-- start --

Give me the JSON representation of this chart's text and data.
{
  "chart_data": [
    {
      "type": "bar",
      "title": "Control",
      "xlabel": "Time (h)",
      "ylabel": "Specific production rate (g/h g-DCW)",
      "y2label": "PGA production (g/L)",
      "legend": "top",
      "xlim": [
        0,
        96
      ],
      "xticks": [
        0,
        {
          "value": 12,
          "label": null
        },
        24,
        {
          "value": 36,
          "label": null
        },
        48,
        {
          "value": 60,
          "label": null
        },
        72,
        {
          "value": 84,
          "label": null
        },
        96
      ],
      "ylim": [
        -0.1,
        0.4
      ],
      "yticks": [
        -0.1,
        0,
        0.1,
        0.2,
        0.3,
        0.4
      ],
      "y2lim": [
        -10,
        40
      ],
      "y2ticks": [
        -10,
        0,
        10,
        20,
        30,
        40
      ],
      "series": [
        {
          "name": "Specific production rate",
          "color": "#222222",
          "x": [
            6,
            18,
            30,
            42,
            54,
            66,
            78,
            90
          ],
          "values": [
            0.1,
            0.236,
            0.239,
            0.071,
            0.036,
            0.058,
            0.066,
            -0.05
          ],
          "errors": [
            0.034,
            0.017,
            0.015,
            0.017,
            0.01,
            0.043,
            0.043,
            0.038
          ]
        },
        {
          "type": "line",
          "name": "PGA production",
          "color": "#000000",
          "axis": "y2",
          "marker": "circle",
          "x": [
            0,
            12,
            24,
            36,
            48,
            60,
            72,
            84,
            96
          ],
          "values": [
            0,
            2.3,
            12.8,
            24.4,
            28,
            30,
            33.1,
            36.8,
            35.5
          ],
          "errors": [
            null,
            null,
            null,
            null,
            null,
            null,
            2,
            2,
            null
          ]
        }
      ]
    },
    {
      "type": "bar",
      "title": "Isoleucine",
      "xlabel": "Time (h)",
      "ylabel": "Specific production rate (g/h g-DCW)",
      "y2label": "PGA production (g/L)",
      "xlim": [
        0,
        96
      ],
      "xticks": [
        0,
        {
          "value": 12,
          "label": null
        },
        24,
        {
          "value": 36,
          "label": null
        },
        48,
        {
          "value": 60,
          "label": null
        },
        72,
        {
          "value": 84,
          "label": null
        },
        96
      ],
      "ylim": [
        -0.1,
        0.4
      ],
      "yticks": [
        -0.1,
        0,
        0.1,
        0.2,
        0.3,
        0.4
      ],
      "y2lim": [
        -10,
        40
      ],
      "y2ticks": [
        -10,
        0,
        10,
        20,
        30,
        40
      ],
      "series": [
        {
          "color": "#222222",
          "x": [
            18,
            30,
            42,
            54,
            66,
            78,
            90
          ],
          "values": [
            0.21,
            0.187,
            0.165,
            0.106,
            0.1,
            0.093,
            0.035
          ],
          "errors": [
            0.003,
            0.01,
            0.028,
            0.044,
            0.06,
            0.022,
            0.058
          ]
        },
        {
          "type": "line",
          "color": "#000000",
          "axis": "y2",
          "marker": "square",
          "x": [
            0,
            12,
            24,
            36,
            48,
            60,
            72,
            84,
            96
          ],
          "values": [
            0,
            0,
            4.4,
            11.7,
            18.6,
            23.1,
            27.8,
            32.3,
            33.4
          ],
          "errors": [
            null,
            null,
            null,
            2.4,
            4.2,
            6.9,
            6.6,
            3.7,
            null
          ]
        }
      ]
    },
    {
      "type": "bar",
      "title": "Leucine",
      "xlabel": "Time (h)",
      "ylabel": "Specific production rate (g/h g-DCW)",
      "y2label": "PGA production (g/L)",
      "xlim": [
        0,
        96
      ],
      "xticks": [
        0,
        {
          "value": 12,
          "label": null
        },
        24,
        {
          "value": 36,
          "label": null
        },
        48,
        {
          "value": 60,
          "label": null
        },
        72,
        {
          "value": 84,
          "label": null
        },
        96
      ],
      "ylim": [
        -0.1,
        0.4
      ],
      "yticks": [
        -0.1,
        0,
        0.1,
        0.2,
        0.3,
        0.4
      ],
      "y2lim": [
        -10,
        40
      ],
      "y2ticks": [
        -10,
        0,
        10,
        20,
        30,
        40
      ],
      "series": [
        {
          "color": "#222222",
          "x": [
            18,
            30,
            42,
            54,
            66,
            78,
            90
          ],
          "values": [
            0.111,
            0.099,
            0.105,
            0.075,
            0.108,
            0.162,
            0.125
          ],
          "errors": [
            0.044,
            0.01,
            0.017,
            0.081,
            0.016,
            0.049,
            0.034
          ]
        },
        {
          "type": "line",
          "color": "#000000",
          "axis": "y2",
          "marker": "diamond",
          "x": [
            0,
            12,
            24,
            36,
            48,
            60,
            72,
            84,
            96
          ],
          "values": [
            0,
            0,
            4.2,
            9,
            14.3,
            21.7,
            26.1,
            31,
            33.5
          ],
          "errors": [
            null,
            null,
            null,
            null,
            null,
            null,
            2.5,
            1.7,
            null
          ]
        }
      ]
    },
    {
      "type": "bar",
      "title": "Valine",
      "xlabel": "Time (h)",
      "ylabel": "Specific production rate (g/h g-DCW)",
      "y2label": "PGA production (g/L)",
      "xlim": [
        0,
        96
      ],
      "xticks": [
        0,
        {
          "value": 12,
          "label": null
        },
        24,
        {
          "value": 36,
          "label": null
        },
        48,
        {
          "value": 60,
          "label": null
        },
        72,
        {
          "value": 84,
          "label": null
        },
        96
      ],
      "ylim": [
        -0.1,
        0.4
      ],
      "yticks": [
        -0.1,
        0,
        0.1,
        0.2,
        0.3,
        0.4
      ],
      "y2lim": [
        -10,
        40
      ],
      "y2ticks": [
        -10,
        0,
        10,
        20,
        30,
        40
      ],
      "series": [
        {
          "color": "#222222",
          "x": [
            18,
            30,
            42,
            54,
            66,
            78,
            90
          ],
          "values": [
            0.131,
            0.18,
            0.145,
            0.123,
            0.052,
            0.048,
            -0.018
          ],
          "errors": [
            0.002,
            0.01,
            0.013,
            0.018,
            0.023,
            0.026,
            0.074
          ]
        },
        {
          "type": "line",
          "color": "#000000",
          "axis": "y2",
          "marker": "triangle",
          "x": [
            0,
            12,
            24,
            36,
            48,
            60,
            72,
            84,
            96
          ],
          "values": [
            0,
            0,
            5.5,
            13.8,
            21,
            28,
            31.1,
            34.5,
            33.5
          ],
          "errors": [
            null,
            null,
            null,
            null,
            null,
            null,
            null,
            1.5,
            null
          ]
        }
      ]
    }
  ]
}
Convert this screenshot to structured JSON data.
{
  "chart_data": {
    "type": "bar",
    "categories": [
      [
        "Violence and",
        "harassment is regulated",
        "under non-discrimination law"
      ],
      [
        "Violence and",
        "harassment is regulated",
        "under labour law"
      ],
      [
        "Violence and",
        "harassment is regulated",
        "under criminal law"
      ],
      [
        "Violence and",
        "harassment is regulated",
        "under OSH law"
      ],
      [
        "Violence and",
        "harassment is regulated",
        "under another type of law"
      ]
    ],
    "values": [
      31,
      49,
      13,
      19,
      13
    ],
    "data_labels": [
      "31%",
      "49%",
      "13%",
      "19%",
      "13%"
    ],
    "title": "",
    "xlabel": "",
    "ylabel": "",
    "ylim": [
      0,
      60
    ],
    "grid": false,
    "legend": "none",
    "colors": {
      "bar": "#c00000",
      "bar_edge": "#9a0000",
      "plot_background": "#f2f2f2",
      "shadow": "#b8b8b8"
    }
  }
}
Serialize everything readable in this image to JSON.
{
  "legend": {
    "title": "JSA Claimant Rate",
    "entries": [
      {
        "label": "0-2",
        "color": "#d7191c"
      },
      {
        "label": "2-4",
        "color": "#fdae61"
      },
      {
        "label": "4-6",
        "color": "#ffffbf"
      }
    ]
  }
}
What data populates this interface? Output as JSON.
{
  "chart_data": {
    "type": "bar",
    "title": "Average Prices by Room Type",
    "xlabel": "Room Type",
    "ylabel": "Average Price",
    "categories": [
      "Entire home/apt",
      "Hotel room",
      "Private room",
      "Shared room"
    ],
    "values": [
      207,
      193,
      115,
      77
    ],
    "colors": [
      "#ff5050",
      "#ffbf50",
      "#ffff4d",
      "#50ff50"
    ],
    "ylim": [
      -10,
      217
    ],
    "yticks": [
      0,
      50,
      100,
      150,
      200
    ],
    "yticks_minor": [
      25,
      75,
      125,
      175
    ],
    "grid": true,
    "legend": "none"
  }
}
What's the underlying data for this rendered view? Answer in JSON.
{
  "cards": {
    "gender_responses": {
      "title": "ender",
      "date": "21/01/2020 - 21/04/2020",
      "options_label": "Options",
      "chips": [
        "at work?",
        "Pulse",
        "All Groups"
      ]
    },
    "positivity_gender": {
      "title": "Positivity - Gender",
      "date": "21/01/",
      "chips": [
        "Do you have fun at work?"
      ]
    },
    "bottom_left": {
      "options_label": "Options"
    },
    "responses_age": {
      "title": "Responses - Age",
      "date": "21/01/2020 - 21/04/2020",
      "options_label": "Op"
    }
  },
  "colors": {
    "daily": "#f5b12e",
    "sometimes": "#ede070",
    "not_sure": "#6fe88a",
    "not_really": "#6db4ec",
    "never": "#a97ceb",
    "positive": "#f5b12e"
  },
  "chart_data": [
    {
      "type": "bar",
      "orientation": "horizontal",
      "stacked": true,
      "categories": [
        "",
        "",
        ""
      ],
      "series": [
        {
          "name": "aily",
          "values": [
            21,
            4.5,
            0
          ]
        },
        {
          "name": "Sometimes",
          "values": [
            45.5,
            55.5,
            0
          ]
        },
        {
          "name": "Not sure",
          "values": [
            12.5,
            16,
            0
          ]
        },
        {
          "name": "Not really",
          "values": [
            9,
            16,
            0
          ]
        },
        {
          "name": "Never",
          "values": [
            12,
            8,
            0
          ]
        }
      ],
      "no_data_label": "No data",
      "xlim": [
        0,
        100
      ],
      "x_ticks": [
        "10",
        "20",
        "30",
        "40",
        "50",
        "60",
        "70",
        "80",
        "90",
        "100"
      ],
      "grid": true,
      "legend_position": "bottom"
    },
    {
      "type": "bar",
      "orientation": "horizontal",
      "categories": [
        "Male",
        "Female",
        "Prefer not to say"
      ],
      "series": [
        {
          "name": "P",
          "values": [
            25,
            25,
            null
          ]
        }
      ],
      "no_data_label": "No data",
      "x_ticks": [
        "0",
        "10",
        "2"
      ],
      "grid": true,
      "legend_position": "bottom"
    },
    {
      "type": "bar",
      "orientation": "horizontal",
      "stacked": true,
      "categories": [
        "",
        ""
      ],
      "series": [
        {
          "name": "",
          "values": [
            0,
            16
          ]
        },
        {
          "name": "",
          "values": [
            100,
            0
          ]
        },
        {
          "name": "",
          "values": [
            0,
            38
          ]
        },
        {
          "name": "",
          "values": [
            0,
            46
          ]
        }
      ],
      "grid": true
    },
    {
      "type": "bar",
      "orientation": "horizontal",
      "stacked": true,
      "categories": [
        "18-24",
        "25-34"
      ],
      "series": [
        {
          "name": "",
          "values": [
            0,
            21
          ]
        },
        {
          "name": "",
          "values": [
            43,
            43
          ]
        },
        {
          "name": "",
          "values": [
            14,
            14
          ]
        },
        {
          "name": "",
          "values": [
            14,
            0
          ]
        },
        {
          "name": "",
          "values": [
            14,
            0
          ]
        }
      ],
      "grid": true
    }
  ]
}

-- end --

▶ _AIM OF THE EXERCISE_
Count every line in the preceding entries where the string "Average" appears, then state only the total.

▶ _WRITTEN ANSWER_
2